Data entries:
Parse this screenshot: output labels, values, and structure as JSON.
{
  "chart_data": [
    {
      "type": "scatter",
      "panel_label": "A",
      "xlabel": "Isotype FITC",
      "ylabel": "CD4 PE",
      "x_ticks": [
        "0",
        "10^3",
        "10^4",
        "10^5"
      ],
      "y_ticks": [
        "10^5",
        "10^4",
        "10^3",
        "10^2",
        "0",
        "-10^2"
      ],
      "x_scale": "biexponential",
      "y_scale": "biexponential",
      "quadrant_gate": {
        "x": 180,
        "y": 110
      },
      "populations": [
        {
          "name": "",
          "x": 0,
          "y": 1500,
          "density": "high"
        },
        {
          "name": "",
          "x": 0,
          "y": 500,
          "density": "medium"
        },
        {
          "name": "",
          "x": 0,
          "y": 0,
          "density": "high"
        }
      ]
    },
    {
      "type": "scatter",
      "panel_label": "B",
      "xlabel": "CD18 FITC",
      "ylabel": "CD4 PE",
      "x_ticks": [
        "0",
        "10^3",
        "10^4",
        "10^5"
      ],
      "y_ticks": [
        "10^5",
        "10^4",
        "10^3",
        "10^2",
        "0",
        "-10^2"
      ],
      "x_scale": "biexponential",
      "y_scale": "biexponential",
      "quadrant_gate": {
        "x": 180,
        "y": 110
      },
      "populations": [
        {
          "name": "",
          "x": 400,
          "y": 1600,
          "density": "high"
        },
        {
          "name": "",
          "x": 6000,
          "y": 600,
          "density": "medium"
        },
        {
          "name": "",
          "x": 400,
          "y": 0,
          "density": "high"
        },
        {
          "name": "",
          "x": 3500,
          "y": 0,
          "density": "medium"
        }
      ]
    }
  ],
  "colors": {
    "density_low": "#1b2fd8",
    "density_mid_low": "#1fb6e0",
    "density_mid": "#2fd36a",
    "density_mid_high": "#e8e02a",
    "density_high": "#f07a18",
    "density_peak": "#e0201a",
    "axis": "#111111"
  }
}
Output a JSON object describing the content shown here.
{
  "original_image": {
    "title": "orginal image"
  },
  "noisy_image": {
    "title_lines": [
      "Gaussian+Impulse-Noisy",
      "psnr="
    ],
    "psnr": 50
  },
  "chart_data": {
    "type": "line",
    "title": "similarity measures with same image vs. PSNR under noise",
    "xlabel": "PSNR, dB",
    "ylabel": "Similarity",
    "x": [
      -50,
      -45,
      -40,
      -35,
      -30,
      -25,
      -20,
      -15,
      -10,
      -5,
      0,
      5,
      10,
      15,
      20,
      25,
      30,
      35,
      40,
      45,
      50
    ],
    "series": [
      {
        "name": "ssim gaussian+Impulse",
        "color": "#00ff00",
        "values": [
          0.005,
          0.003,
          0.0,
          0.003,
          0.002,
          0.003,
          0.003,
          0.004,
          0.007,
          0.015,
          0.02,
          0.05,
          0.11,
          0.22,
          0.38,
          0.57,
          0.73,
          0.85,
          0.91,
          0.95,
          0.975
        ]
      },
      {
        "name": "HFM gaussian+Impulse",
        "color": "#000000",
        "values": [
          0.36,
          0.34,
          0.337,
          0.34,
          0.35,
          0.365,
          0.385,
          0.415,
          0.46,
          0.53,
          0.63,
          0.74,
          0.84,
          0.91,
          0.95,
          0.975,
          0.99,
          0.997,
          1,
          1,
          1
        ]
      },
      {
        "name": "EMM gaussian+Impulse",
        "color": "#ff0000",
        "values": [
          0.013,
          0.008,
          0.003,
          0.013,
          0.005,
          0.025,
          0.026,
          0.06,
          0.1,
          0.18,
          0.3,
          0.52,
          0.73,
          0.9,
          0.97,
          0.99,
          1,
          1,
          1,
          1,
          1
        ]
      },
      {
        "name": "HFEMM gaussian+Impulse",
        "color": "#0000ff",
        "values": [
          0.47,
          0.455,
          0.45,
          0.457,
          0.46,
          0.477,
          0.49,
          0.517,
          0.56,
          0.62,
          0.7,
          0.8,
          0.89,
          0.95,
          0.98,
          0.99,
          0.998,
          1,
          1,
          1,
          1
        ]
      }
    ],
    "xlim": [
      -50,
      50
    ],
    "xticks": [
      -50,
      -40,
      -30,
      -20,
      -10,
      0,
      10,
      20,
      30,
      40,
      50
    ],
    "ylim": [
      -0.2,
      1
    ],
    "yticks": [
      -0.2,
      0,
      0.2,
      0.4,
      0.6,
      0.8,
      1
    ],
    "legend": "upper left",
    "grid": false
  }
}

**What to produce**. Can you restate every record above word for word?

**The response**.
Parse this screenshot: output labels, values, and structure as JSON.
{
  "chart_data": [
    {
      "type": "scatter",
      "panel_label": "A",
      "xlabel": "Isotype FITC",
      "ylabel": "CD4 PE",
      "x_ticks": [
        "0",
        "10^3",
        "10^4",
        "10^5"
      ],
      "y_ticks": [
        "10^5",
        "10^4",
        "10^3",
        "10^2",
        "0",
        "-10^2"
      ],
      "x_scale": "biexponential",
      "y_scale": "biexponential",
      "quadrant_gate": {
        "x": 180,
        "y": 110
      },
      "populations": [
        {
          "name": "",
          "x": 0,
          "y": 1500,
          "density": "high"
        },
        {
          "name": "",
          "x": 0,
          "y": 500,
          "density": "medium"
        },
        {
          "name": "",
          "x": 0,
          "y": 0,
          "density": "high"
        }
      ]
    },
    {
      "type": "scatter",
      "panel_label": "B",
      "xlabel": "CD18 FITC",
      "ylabel": "CD4 PE",
      "x_ticks": [
        "0",
        "10^3",
        "10^4",
        "10^5"
      ],
      "y_ticks": [
        "10^5",
        "10^4",
        "10^3",
        "10^2",
        "0",
        "-10^2"
      ],
      "x_scale": "biexponential",
      "y_scale": "biexponential",
      "quadrant_gate": {
        "x": 180,
        "y": 110
      },
      "populations": [
        {
          "name": "",
          "x": 400,
          "y": 1600,
          "density": "high"
        },
        {
          "name": "",
          "x": 6000,
          "y": 600,
          "density": "medium"
        },
        {
          "name": "",
          "x": 400,
          "y": 0,
          "density": "high"
        },
        {
          "name": "",
          "x": 3500,
          "y": 0,
          "density": "medium"
        }
      ]
    }
  ],
  "colors": {
    "density_low": "#1b2fd8",
    "density_mid_low": "#1fb6e0",
    "density_mid": "#2fd36a",
    "density_mid_high": "#e8e02a",
    "density_high": "#f07a18",
    "density_peak": "#e0201a",
    "axis": "#111111"
  }
}
Output a JSON object describing the content shown here.
{
  "original_image": {
    "title": "orginal image"
  },
  "noisy_image": {
    "title_lines": [
      "Gaussian+Impulse-Noisy",
      "psnr="
    ],
    "psnr": 50
  },
  "chart_data": {
    "type": "line",
    "title": "similarity measures with same image vs. PSNR under noise",
    "xlabel": "PSNR, dB",
    "ylabel": "Similarity",
    "x": [
      -50,
      -45,
      -40,
      -35,
      -30,
      -25,
      -20,
      -15,
      -10,
      -5,
      0,
      5,
      10,
      15,
      20,
      25,
      30,
      35,
      40,
      45,
      50
    ],
    "series": [
      {
        "name": "ssim gaussian+Impulse",
        "color": "#00ff00",
        "values": [
          0.005,
          0.003,
          0.0,
          0.003,
          0.002,
          0.003,
          0.003,
          0.004,
          0.007,
          0.015,
          0.02,
          0.05,
          0.11,
          0.22,
          0.38,
          0.57,
          0.73,
          0.85,
          0.91,
          0.95,
          0.975
        ]
      },
      {
        "name": "HFM gaussian+Impulse",
        "color": "#000000",
        "values": [
          0.36,
          0.34,
          0.337,
          0.34,
          0.35,
          0.365,
          0.385,
          0.415,
          0.46,
          0.53,
          0.63,
          0.74,
          0.84,
          0.91,
          0.95,
          0.975,
          0.99,
          0.997,
          1,
          1,
          1
        ]
      },
      {
        "name": "EMM gaussian+Impulse",
        "color": "#ff0000",
        "values": [
          0.013,
          0.008,
          0.003,
          0.013,
          0.005,
          0.025,
          0.026,
          0.06,
          0.1,
          0.18,
          0.3,
          0.52,
          0.73,
          0.9,
          0.97,
          0.99,
          1,
          1,
          1,
          1,
          1
        ]
      },
      {
        "name": "HFEMM gaussian+Impulse",
        "color": "#0000ff",
        "values": [
          0.47,
          0.455,
          0.45,
          0.457,
          0.46,
          0.477,
          0.49,
          0.517,
          0.56,
          0.62,
          0.7,
          0.8,
          0.89,
          0.95,
          0.98,
          0.99,
          0.998,
          1,
          1,
          1,
          1
        ]
      }
    ],
    "xlim": [
      -50,
      50
    ],
    "xticks": [
      -50,
      -40,
      -30,
      -20,
      -10,
      0,
      10,
      20,
      30,
      40,
      50
    ],
    "ylim": [
      -0.2,
      1
    ],
    "yticks": [
      -0.2,
      0,
      0.2,
      0.4,
      0.6,
      0.8,
      1
    ],
    "legend": "upper left",
    "grid": false
  }
}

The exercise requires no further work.